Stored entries
☆ ☆ ☆

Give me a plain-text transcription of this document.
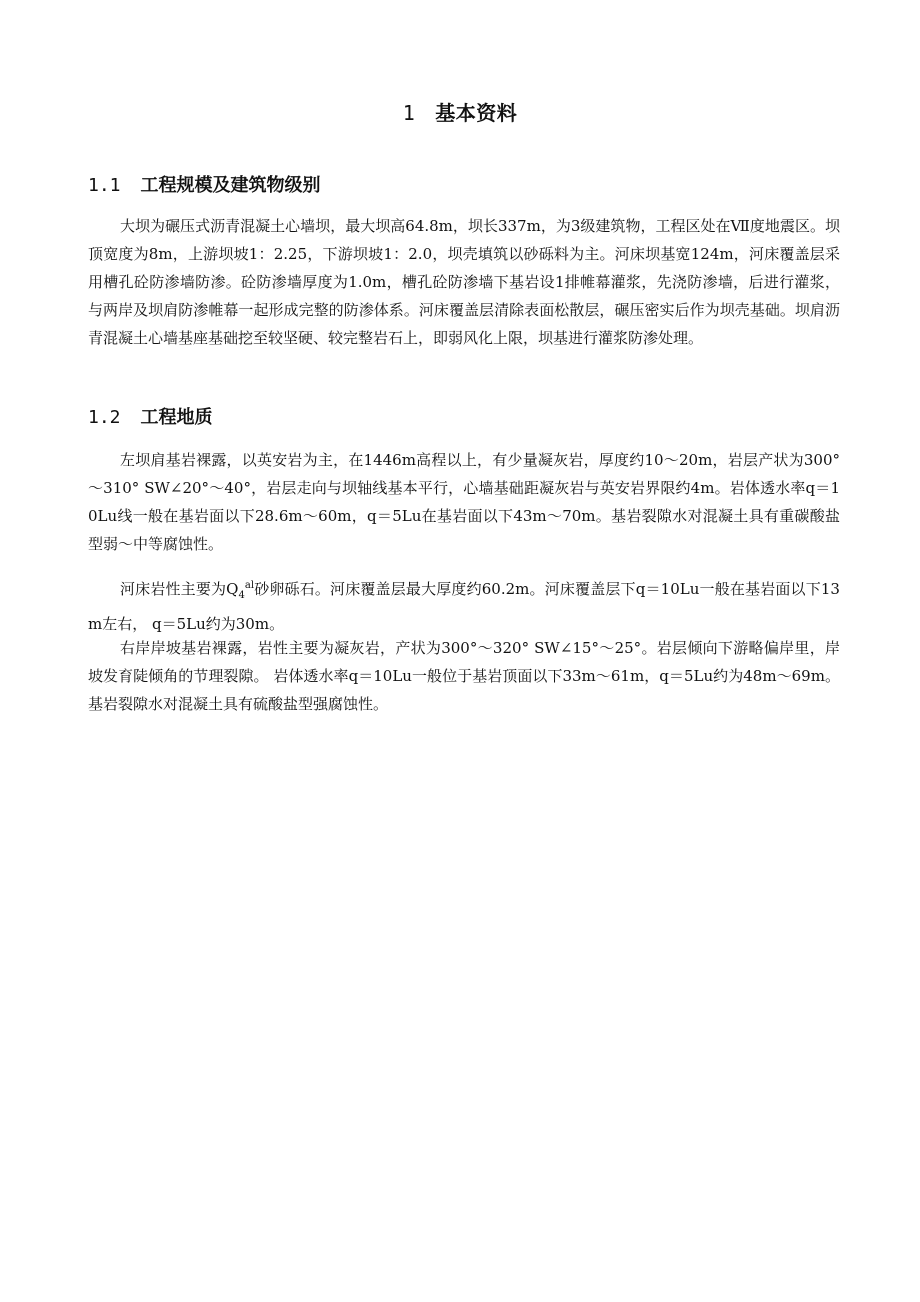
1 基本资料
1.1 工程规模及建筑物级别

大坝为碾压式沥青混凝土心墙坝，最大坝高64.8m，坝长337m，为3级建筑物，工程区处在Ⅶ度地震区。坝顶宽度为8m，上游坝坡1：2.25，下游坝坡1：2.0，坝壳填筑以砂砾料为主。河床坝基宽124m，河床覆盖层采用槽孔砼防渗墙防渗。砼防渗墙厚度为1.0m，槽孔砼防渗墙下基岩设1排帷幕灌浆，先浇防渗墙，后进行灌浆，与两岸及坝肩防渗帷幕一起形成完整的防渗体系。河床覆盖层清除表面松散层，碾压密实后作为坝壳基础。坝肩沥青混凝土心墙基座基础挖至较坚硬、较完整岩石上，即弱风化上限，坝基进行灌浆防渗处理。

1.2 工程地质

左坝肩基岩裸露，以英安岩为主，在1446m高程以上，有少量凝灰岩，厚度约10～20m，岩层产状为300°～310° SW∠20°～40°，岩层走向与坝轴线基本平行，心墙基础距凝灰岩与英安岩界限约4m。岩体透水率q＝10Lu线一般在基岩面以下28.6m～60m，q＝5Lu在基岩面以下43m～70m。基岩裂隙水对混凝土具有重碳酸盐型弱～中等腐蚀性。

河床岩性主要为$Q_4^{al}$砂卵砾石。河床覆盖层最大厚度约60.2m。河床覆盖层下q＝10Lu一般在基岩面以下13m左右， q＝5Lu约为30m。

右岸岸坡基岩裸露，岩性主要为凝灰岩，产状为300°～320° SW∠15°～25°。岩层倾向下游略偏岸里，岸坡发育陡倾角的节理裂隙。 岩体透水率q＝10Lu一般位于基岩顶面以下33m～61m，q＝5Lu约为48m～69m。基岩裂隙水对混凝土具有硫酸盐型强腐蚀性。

☆ ☆ ☆

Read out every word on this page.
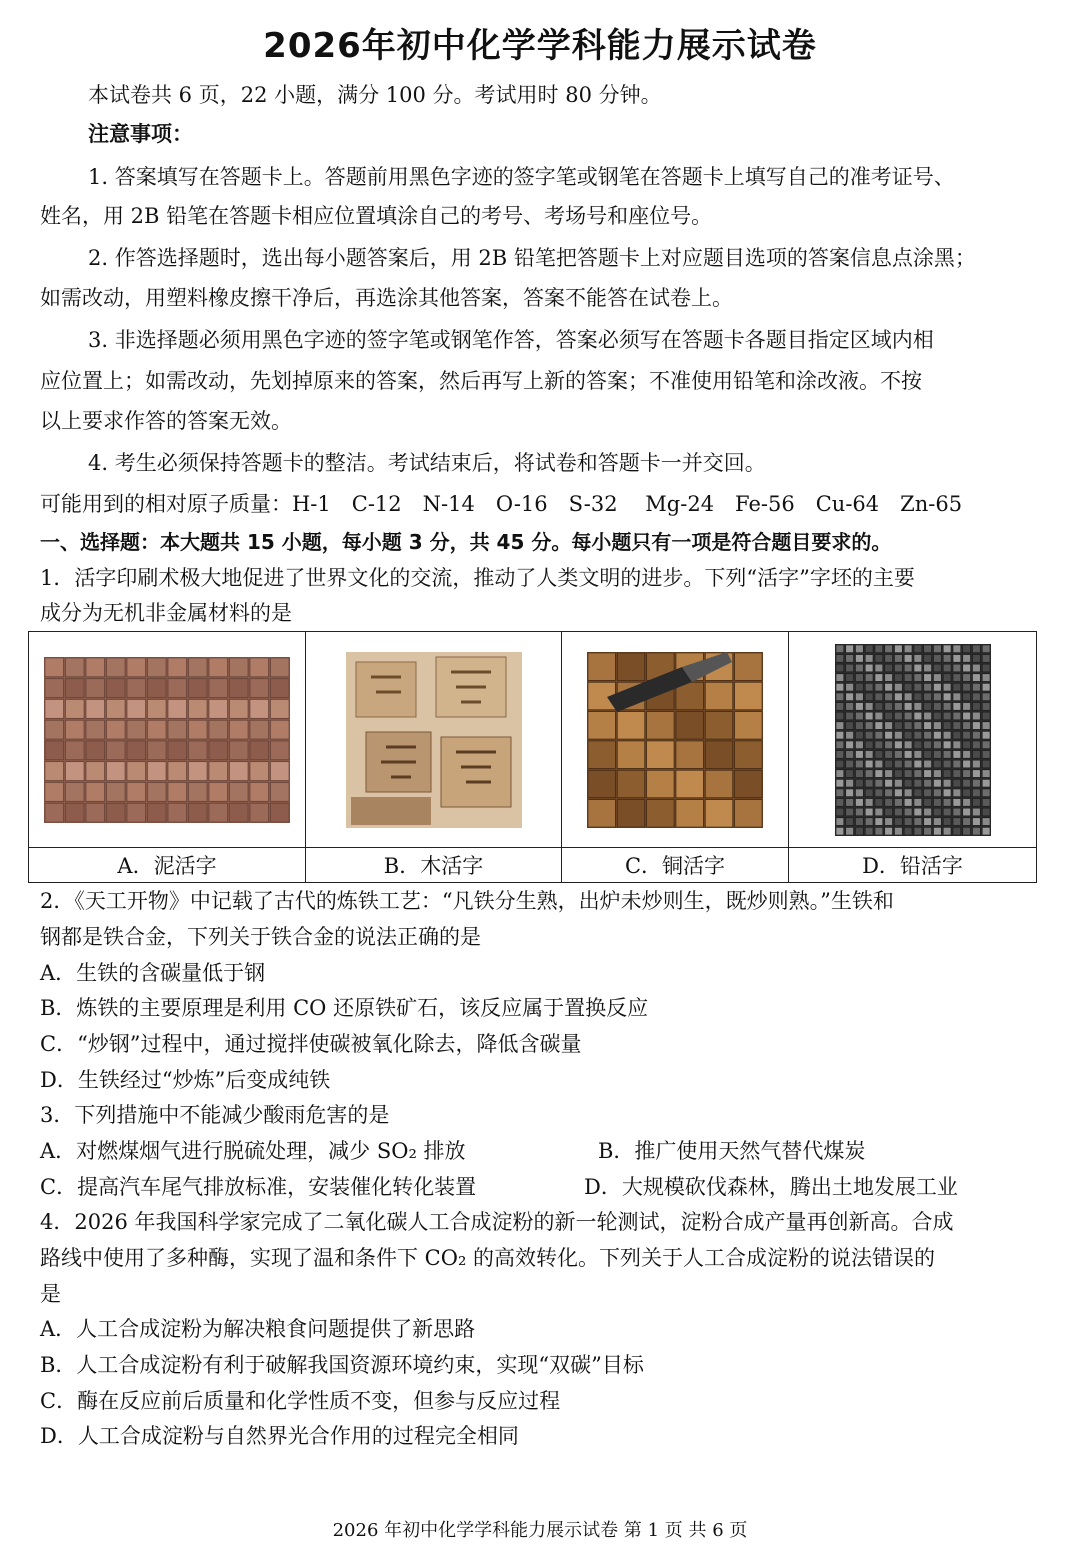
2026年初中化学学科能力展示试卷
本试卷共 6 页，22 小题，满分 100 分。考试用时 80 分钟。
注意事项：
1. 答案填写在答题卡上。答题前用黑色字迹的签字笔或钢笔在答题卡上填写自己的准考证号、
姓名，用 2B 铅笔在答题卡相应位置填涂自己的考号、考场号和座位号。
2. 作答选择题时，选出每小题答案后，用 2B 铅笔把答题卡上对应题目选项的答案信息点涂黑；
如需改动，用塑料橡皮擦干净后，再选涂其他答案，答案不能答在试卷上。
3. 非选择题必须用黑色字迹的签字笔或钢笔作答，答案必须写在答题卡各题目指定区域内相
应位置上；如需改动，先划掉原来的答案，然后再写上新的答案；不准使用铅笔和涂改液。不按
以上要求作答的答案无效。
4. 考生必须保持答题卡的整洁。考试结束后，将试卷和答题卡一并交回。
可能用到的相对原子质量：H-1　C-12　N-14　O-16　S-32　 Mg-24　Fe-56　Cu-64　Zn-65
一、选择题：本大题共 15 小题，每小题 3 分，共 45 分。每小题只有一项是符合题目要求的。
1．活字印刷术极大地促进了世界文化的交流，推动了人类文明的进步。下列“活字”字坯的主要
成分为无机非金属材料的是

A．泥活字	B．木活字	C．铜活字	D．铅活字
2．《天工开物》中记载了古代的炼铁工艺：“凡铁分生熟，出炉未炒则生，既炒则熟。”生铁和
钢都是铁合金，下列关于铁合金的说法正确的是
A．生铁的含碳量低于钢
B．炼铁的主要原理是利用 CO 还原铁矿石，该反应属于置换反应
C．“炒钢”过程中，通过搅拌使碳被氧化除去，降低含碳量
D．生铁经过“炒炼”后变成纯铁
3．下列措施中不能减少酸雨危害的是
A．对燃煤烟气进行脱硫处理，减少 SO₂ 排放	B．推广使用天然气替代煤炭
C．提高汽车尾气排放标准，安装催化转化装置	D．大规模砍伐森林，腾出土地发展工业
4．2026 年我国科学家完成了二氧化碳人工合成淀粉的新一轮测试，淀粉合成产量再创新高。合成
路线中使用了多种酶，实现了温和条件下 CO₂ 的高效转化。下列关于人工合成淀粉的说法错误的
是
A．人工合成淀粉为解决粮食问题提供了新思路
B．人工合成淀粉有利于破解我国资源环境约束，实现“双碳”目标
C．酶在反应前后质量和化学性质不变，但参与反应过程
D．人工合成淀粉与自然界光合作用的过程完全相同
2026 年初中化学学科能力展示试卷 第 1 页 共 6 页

☆ ☆ ☆

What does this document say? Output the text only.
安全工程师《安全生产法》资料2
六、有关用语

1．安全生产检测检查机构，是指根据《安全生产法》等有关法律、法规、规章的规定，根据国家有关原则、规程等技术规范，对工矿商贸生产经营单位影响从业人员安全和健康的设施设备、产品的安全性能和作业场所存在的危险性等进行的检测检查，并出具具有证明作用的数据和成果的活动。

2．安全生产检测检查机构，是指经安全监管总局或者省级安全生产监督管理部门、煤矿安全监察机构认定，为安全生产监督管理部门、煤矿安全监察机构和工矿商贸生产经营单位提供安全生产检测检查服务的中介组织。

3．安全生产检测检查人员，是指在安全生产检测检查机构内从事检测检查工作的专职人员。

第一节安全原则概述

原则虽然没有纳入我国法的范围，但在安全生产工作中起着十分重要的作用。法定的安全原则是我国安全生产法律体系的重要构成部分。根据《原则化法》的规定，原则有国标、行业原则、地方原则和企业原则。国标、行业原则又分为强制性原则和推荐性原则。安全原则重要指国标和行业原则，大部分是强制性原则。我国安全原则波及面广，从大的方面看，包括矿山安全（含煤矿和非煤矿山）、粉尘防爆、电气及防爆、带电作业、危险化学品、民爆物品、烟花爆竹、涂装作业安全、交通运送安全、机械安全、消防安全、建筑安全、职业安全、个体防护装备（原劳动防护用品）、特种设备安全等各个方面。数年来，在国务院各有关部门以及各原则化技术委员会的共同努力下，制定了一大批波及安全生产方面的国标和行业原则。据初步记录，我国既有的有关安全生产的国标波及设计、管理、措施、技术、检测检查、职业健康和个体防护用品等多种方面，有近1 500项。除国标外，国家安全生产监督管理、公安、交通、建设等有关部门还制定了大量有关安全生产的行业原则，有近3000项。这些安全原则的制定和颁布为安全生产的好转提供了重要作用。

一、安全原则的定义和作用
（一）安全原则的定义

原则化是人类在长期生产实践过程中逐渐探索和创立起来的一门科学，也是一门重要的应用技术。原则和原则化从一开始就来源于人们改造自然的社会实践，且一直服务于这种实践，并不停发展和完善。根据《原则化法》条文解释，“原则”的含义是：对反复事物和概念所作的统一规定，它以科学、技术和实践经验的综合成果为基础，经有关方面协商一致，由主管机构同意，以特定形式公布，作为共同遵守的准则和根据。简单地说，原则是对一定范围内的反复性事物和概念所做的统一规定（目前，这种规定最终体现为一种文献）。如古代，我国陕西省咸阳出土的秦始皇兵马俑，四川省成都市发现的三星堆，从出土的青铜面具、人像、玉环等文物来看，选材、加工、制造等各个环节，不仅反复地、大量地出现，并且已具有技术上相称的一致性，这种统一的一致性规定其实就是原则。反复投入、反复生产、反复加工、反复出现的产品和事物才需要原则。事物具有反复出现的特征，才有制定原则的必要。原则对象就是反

☆ ☆ ☆

## Stated problem
Find each line in the records holding the string "岩体透水率q" and show it.

## Solution for this exercise
左坝肩基岩裸露，以英安岩为主，在1446m高程以上，有少量凝灰岩，厚度约10～20m，岩层产状为300°～310° SW∠20°～40°，岩层走向与坝轴线基本平行，心墙基础距凝灰岩与英安岩界限约4m。岩体透水率q＝10Lu线一般在基岩面以下28.6m～60m，q＝5Lu在基岩面以下43m～70m。基岩裂隙水对混凝土具有重碳酸盐型弱～中等腐蚀性。
右岸岸坡基岩裸露，岩性主要为凝灰岩，产状为300°～320° SW∠15°～25°。岩层倾向下游略偏岸里，岸坡发育陡倾角的节理裂隙。 岩体透水率q＝10Lu一般位于基岩顶面以下33m～61m，q＝5Lu约为48m～69m。基岩裂隙水对混凝土具有硫酸盐型强腐蚀性。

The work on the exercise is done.